(Page content transcription data)
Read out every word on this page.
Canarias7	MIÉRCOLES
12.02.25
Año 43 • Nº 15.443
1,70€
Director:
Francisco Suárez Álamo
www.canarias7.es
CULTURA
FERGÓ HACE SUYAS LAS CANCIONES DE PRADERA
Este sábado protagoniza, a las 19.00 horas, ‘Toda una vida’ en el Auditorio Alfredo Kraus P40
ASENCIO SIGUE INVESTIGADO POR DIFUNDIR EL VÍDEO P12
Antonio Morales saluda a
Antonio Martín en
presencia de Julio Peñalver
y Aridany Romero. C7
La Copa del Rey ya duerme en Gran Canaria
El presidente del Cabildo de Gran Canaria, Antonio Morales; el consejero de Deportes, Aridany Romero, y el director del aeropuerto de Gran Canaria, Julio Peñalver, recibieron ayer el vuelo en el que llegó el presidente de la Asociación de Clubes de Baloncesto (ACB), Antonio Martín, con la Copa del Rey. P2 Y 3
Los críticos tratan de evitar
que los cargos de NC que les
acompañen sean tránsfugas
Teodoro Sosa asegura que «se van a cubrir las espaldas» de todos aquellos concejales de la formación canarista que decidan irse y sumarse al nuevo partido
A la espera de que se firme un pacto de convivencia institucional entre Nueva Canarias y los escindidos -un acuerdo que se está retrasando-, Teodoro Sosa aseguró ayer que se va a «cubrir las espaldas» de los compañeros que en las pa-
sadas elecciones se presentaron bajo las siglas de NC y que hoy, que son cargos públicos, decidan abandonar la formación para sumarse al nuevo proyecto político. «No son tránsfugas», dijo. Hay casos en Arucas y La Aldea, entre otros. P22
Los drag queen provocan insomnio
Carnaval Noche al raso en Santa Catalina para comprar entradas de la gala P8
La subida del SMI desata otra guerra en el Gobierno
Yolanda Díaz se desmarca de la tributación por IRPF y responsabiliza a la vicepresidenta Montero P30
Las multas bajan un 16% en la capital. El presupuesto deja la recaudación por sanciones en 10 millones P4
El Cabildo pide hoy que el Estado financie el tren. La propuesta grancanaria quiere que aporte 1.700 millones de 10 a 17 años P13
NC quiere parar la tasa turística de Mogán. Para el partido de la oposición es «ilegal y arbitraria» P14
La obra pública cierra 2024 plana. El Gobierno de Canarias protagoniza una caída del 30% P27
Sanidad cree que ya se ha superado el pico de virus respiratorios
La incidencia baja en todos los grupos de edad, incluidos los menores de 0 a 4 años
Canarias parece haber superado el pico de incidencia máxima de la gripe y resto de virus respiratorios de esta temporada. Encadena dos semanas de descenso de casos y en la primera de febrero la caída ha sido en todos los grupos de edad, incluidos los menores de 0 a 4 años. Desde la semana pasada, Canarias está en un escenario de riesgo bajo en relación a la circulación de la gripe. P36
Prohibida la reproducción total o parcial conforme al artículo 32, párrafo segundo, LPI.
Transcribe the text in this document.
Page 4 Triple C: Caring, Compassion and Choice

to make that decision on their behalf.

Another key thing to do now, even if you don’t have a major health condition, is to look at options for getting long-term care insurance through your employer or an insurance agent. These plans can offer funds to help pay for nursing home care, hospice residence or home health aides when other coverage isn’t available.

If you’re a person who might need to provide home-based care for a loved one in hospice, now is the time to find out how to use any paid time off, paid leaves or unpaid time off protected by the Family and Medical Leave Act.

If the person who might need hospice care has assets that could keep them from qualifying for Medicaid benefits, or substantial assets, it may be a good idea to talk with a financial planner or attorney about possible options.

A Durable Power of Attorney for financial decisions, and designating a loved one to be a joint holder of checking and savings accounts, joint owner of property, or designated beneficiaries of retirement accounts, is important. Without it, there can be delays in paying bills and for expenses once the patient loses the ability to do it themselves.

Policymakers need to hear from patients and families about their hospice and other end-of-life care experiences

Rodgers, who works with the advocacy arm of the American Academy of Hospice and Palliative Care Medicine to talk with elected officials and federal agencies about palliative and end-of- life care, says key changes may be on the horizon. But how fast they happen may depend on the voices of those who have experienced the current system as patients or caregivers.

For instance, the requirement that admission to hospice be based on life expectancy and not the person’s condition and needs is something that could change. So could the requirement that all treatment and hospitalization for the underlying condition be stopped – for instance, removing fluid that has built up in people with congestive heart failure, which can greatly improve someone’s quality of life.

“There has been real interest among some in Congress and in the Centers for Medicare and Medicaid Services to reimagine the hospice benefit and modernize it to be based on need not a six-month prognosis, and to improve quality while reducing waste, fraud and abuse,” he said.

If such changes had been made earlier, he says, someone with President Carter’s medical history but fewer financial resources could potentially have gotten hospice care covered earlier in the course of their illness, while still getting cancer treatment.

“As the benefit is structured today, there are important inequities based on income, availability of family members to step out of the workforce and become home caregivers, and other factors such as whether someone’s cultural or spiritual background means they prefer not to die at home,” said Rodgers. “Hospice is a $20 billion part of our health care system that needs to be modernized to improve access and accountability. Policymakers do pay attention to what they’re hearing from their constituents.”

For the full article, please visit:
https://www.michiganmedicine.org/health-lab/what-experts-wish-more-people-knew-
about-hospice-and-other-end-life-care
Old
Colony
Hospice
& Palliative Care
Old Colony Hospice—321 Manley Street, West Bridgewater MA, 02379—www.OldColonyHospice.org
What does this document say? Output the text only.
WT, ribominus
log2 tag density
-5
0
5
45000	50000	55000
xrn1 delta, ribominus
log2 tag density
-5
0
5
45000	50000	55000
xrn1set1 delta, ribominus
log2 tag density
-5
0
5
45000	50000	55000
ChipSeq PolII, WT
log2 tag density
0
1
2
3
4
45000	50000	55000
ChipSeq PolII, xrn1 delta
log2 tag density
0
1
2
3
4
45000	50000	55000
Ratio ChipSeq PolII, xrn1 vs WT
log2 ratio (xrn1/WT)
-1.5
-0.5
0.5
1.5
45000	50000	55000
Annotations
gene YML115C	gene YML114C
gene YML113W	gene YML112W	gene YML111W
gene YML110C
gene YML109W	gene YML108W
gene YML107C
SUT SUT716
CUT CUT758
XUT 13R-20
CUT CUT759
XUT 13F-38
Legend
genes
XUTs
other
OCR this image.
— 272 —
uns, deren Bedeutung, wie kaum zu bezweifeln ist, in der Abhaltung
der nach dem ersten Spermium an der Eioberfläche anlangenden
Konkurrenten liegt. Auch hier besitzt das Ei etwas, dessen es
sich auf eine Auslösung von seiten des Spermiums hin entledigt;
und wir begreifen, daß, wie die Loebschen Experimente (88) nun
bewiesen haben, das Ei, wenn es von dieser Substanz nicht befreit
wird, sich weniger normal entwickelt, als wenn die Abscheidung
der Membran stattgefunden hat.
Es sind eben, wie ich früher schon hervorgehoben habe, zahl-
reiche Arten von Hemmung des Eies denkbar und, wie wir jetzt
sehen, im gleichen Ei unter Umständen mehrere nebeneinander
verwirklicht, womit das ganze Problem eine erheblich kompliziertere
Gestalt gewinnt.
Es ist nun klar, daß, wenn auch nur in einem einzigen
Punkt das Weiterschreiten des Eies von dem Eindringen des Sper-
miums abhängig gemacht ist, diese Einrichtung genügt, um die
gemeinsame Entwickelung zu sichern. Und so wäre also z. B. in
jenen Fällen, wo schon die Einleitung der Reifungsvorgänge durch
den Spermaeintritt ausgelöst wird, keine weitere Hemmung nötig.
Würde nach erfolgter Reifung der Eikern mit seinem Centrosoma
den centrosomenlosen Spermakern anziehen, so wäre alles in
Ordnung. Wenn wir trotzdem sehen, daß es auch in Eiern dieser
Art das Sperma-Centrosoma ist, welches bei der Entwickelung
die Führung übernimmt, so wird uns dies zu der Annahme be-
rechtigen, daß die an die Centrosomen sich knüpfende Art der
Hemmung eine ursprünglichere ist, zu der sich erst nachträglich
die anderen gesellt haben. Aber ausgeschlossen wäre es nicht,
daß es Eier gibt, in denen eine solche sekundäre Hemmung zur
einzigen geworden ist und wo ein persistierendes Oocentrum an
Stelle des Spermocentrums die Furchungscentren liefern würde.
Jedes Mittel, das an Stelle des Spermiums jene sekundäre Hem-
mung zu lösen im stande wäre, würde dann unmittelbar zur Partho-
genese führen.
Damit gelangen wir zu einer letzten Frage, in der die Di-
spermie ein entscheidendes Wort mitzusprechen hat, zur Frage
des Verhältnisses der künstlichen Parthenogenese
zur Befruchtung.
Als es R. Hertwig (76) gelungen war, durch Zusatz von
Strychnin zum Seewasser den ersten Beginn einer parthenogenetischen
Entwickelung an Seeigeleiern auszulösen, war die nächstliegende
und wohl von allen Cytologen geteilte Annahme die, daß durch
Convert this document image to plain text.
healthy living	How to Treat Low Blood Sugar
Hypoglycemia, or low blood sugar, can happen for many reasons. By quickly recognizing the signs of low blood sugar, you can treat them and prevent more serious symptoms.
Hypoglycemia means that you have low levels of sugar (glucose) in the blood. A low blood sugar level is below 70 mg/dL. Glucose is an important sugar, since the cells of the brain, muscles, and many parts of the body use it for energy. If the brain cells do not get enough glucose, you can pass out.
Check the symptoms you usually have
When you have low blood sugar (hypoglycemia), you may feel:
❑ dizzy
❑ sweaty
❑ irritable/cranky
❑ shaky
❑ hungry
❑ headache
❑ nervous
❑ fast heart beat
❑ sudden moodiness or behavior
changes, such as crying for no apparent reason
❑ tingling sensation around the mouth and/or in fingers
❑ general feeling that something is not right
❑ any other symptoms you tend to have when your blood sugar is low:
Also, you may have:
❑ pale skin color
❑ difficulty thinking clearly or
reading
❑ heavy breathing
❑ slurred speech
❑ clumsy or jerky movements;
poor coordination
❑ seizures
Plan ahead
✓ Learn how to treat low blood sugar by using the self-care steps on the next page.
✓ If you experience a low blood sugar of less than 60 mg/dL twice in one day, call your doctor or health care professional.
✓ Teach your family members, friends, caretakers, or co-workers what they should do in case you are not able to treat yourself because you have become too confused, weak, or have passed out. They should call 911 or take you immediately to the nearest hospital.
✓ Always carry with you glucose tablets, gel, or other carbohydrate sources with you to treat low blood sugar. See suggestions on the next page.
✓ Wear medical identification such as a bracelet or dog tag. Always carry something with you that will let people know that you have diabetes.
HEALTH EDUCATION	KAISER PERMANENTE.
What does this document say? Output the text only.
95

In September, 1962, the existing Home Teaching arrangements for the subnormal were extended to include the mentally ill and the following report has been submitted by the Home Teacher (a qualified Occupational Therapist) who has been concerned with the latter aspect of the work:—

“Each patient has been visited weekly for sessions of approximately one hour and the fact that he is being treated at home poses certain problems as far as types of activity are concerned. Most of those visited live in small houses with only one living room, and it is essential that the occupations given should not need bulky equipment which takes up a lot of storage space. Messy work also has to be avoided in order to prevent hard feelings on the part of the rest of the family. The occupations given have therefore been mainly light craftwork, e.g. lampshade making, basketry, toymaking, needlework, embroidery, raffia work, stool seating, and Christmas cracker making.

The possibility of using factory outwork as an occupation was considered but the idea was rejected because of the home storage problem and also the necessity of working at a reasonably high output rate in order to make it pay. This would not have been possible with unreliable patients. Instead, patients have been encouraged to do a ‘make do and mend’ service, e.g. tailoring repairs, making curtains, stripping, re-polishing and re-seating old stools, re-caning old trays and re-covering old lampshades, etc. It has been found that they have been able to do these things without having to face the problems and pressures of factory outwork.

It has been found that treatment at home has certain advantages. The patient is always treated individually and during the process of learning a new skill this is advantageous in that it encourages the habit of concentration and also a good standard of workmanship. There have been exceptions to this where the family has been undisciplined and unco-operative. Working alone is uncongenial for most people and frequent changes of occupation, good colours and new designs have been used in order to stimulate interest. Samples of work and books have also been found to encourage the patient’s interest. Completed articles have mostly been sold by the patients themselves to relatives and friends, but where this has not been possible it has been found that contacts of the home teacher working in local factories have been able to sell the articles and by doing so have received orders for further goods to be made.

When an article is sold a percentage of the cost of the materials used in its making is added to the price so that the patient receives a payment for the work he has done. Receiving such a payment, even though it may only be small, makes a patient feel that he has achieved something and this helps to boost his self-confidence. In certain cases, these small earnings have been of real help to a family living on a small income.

**WORK INSTRUCTION:**
For each line above that includes "Gobierno", copy the line.

**REPLY TO THE TASK:**
La subida del SMI desata otra guerra en el Gobierno
La obra pública cierra 2024 plana. El Gobierno de Canarias protagoniza una caída del 30% P27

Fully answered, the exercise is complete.